### WHAT THE EXERCISE ASKS
Give only the number of lines in the data that contain the word "icon".

### Raw records
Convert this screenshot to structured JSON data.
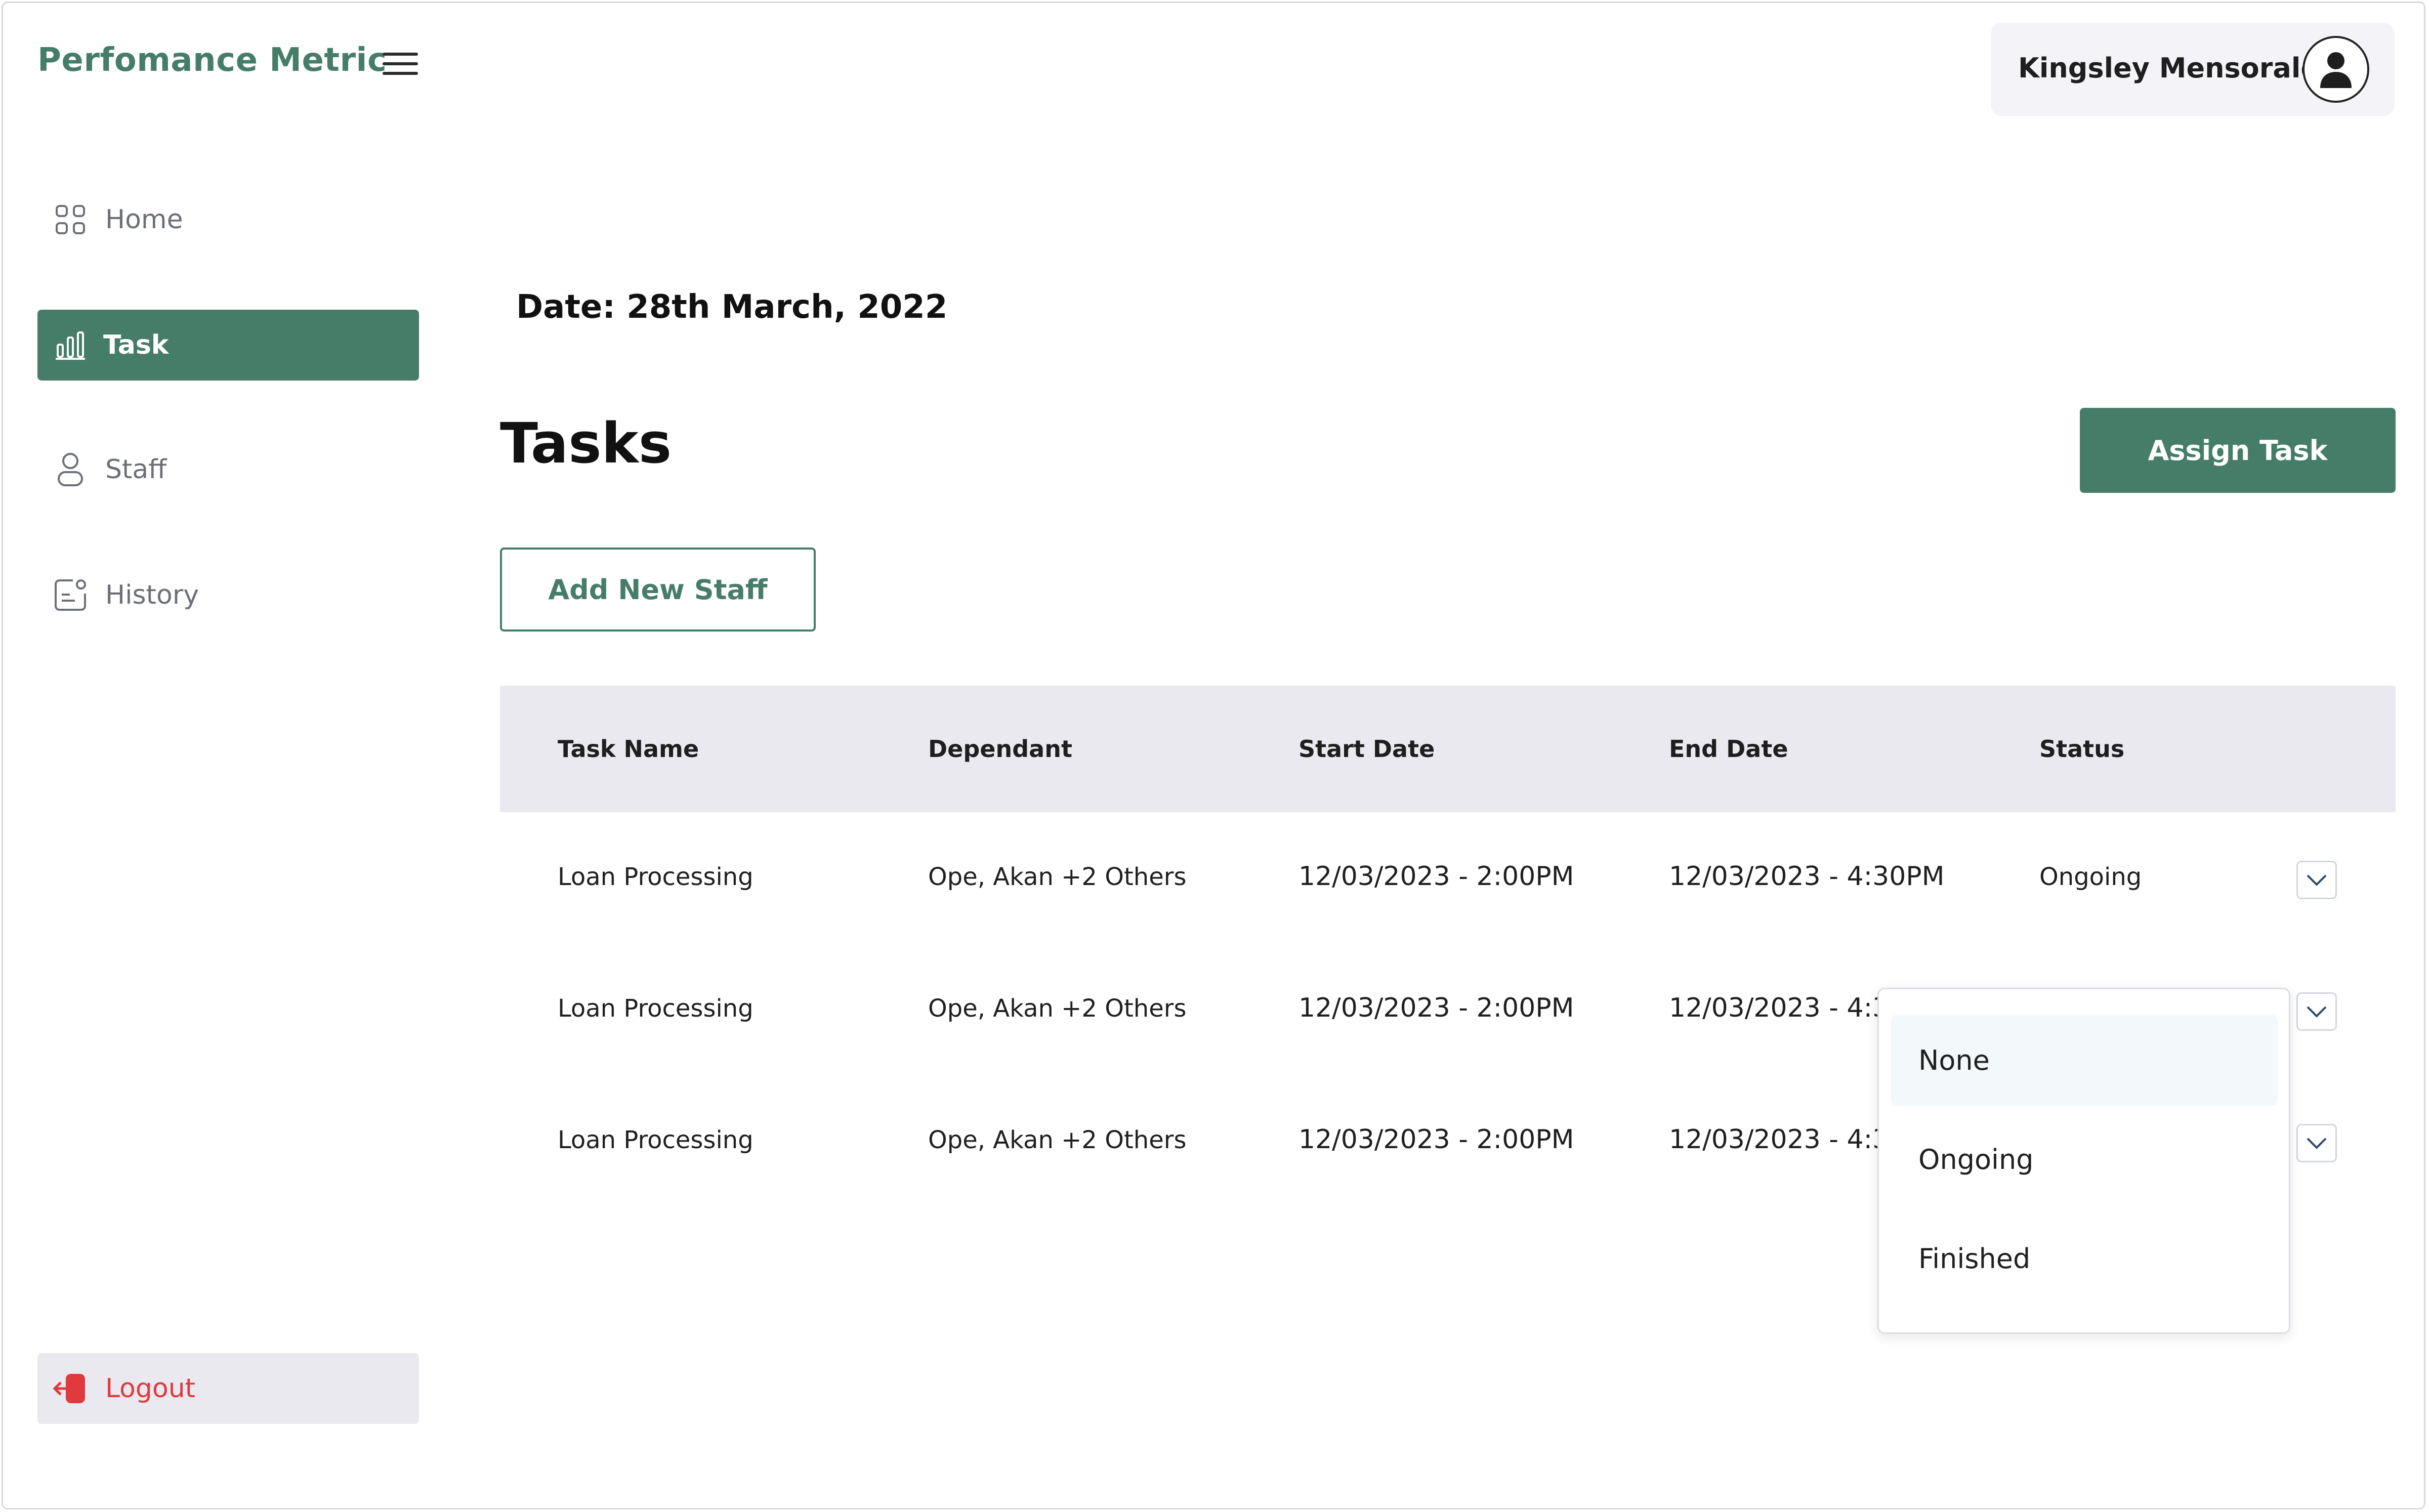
{
  "app": {
    "title": "Perfomance Metric"
  },
  "user": {
    "name": "Kingsley Mensorale"
  },
  "sidebar": {
    "items": [
      {
        "label": "Home",
        "icon": "grid-icon"
      },
      {
        "label": "Task",
        "icon": "bar-chart-icon",
        "active": true
      },
      {
        "label": "Staff",
        "icon": "user-icon"
      },
      {
        "label": "History",
        "icon": "history-icon"
      }
    ],
    "logout": {
      "label": "Logout",
      "icon": "logout-icon"
    }
  },
  "main": {
    "date": "Date: 28th March, 2022",
    "title": "Tasks",
    "assign_label": "Assign Task",
    "add_staff_label": "Add New Staff"
  },
  "table": {
    "headers": [
      "Task Name",
      "Dependant",
      "Start Date",
      "End Date",
      "Status"
    ],
    "rows": [
      {
        "task": "Loan Processing",
        "dependant": "Ope, Akan +2 Others",
        "start": "12/03/2023 - 2:00PM",
        "end": "12/03/2023 - 4:30PM",
        "status": "Ongoing"
      },
      {
        "task": "Loan Processing",
        "dependant": "Ope, Akan +2 Others",
        "start": "12/03/2023 - 2:00PM",
        "end": "12/03/2023 - 4:3",
        "status": ""
      },
      {
        "task": "Loan Processing",
        "dependant": "Ope, Akan +2 Others",
        "start": "12/03/2023 - 2:00PM",
        "end": "12/03/2023 - 4:3",
        "status": ""
      }
    ]
  },
  "status_dropdown": {
    "options": [
      "None",
      "Ongoing",
      "Finished"
    ],
    "highlighted": "None"
  },
  "colors": {
    "accent": "#467d69",
    "header_bg": "#e9e9ef",
    "logout_red": "#e0393e"
  }
}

### CORRECT RESPONSE
5